## START Material supplied

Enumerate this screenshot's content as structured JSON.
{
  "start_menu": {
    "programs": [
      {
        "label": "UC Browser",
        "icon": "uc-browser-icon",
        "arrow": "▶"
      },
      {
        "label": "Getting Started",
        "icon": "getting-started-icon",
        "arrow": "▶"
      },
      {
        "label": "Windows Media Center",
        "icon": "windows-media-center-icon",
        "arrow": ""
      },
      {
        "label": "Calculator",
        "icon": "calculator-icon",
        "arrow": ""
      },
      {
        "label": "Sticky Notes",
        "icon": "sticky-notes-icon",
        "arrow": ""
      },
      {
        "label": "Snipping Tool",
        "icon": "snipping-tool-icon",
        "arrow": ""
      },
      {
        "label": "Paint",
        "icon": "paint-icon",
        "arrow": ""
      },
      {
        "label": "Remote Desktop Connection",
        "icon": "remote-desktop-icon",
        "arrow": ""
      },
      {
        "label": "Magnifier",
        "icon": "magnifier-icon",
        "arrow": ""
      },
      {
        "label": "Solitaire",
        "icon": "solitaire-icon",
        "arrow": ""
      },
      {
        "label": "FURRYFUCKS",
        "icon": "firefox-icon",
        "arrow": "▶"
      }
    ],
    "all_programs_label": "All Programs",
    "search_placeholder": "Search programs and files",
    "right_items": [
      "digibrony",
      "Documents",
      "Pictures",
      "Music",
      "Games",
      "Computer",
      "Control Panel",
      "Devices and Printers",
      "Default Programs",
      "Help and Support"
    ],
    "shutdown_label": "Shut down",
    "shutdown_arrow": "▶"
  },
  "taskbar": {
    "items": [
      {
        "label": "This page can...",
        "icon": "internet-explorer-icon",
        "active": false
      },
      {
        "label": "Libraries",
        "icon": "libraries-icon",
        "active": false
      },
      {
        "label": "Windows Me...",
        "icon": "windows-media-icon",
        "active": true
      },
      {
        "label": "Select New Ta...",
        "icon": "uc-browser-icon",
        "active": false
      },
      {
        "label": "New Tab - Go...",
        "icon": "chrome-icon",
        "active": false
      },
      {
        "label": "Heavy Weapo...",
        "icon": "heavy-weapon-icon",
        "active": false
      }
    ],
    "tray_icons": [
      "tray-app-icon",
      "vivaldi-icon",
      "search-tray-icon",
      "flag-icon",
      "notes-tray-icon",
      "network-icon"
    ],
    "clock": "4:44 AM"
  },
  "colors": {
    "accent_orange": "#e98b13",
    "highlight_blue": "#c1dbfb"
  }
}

## END Material supplied

What you are asked to do :: Word for word, write out all of the data above.

Exercise answer ::
Enumerate this screenshot's content as structured JSON.
{
  "start_menu": {
    "programs": [
      {
        "label": "UC Browser",
        "icon": "uc-browser-icon",
        "arrow": "▶"
      },
      {
        "label": "Getting Started",
        "icon": "getting-started-icon",
        "arrow": "▶"
      },
      {
        "label": "Windows Media Center",
        "icon": "windows-media-center-icon",
        "arrow": ""
      },
      {
        "label": "Calculator",
        "icon": "calculator-icon",
        "arrow": ""
      },
      {
        "label": "Sticky Notes",
        "icon": "sticky-notes-icon",
        "arrow": ""
      },
      {
        "label": "Snipping Tool",
        "icon": "snipping-tool-icon",
        "arrow": ""
      },
      {
        "label": "Paint",
        "icon": "paint-icon",
        "arrow": ""
      },
      {
        "label": "Remote Desktop Connection",
        "icon": "remote-desktop-icon",
        "arrow": ""
      },
      {
        "label": "Magnifier",
        "icon": "magnifier-icon",
        "arrow": ""
      },
      {
        "label": "Solitaire",
        "icon": "solitaire-icon",
        "arrow": ""
      },
      {
        "label": "FURRYFUCKS",
        "icon": "firefox-icon",
        "arrow": "▶"
      }
    ],
    "all_programs_label": "All Programs",
    "search_placeholder": "Search programs and files",
    "right_items": [
      "digibrony",
      "Documents",
      "Pictures",
      "Music",
      "Games",
      "Computer",
      "Control Panel",
      "Devices and Printers",
      "Default Programs",
      "Help and Support"
    ],
    "shutdown_label": "Shut down",
    "shutdown_arrow": "▶"
  },
  "taskbar": {
    "items": [
      {
        "label": "This page can...",
        "icon": "internet-explorer-icon",
        "active": false
      },
      {
        "label": "Libraries",
        "icon": "libraries-icon",
        "active": false
      },
      {
        "label": "Windows Me...",
        "icon": "windows-media-icon",
        "active": true
      },
      {
        "label": "Select New Ta...",
        "icon": "uc-browser-icon",
        "active": false
      },
      {
        "label": "New Tab - Go...",
        "icon": "chrome-icon",
        "active": false
      },
      {
        "label": "Heavy Weapo...",
        "icon": "heavy-weapon-icon",
        "active": false
      }
    ],
    "tray_icons": [
      "tray-app-icon",
      "vivaldi-icon",
      "search-tray-icon",
      "flag-icon",
      "notes-tray-icon",
      "network-icon"
    ],
    "clock": "4:44 AM"
  },
  "colors": {
    "accent_orange": "#e98b13",
    "highlight_blue": "#c1dbfb"
  }
}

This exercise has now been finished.